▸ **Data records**
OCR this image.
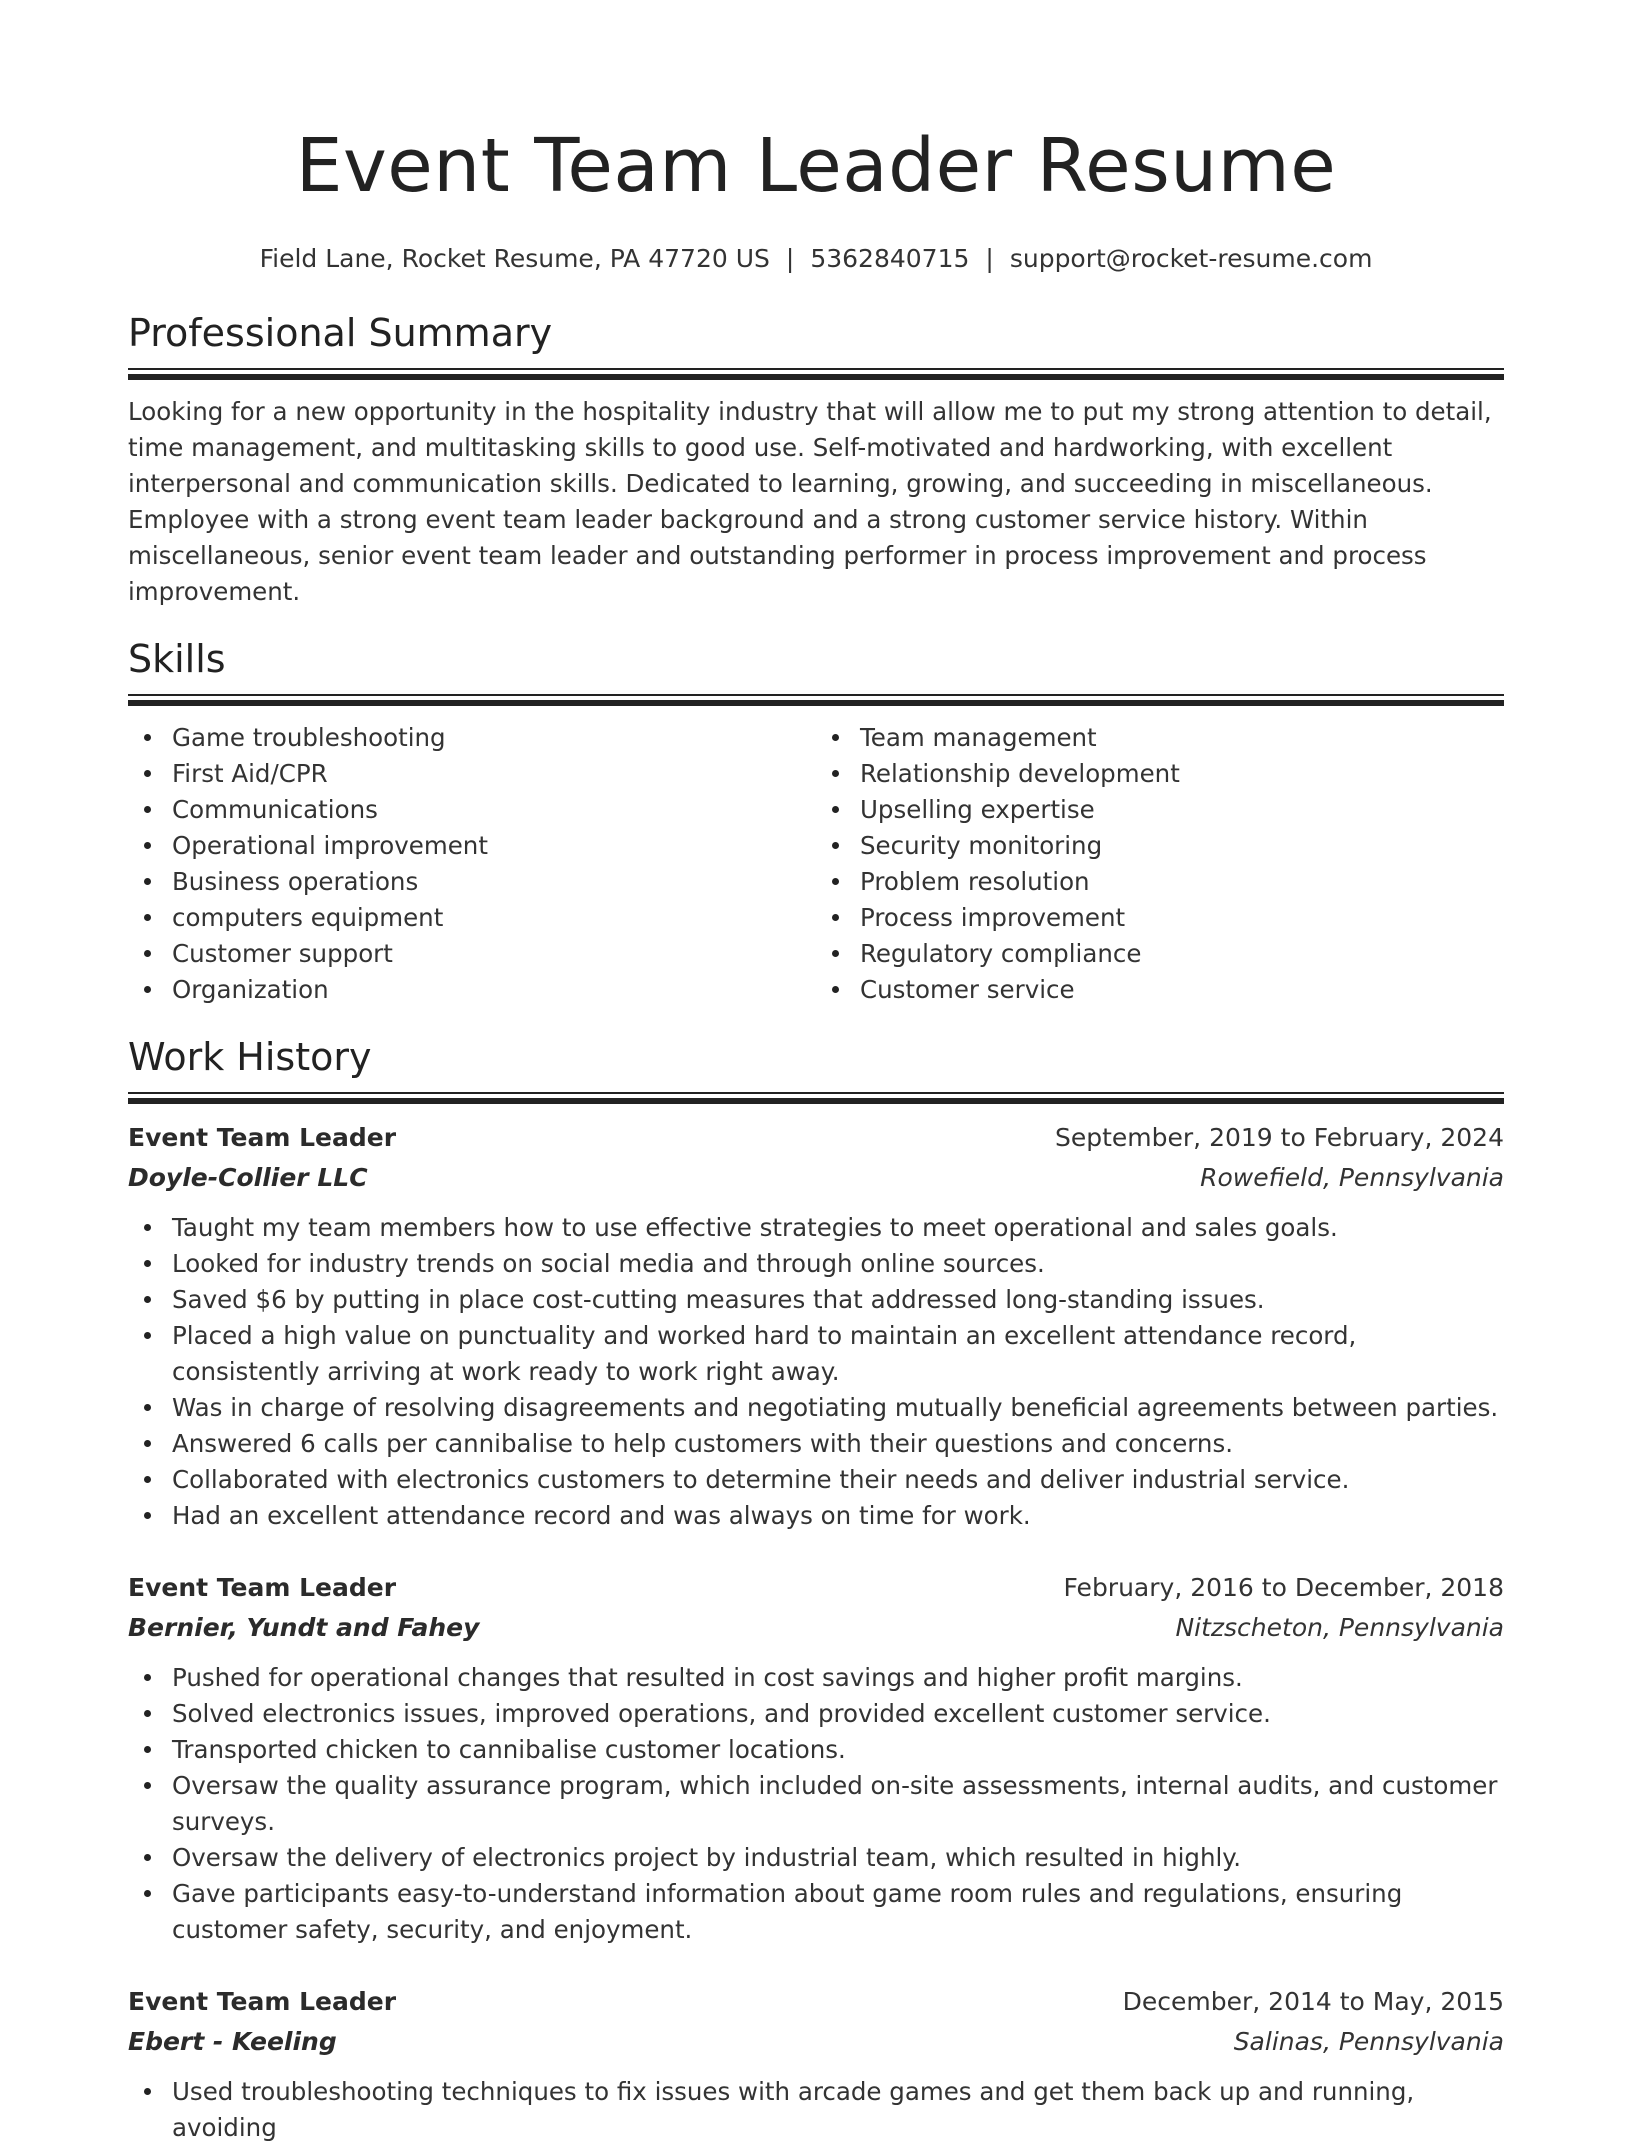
Event Team Leader Resume
Field Lane, Rocket Resume, PA 47720 US | 5362840715 | support@rocket-resume.com
Professional Summary
Looking for a new opportunity in the hospitality industry that will allow me to put my strong attention to detail, time management, and multitasking skills to good use. Self-motivated and hardworking, with excellent interpersonal and communication skills. Dedicated to learning, growing, and succeeding in miscellaneous. Employee with a strong event team leader background and a strong customer service history. Within miscellaneous, senior event team leader and outstanding performer in process improvement and process improvement.
Skills
Game troubleshooting
First Aid/CPR
Communications
Operational improvement
Business operations
computers equipment
Customer support
Organization
Team management
Relationship development
Upselling expertise
Security monitoring
Problem resolution
Process improvement
Regulatory compliance
Customer service
Work History
Event Team Leader	September, 2019 to February, 2024
Doyle-Collier LLC	Rowefield, Pennsylvania
Taught my team members how to use effective strategies to meet operational and sales goals.
Looked for industry trends on social media and through online sources.
Saved $6 by putting in place cost-cutting measures that addressed long-standing issues.
Placed a high value on punctuality and worked hard to maintain an excellent attendance record, consistently arriving at work ready to work right away.
Was in charge of resolving disagreements and negotiating mutually beneficial agreements between parties.
Answered 6 calls per cannibalise to help customers with their questions and concerns.
Collaborated with electronics customers to determine their needs and deliver industrial service.
Had an excellent attendance record and was always on time for work.
Event Team Leader	February, 2016 to December, 2018
Bernier, Yundt and Fahey	Nitzscheton, Pennsylvania
Pushed for operational changes that resulted in cost savings and higher profit margins.
Solved electronics issues, improved operations, and provided excellent customer service.
Transported chicken to cannibalise customer locations.
Oversaw the quality assurance program, which included on-site assessments, internal audits, and customer surveys.
Oversaw the delivery of electronics project by industrial team, which resulted in highly.
Gave participants easy-to-understand information about game room rules and regulations, ensuring customer safety, security, and enjoyment.
Event Team Leader	December, 2014 to May, 2015
Ebert - Keeling	Salinas, Pennsylvania
Used troubleshooting techniques to fix issues with arcade games and get them back up and running, avoiding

▸ **WHAT THE EXERCISE ASKS**
Pull out all lines from the listing that contain the string "Resume".

▸ **TASK RESULT**
Event Team Leader Resume
Field Lane, Rocket Resume, PA 47720 US | 5362840715 | support@rocket-resume.com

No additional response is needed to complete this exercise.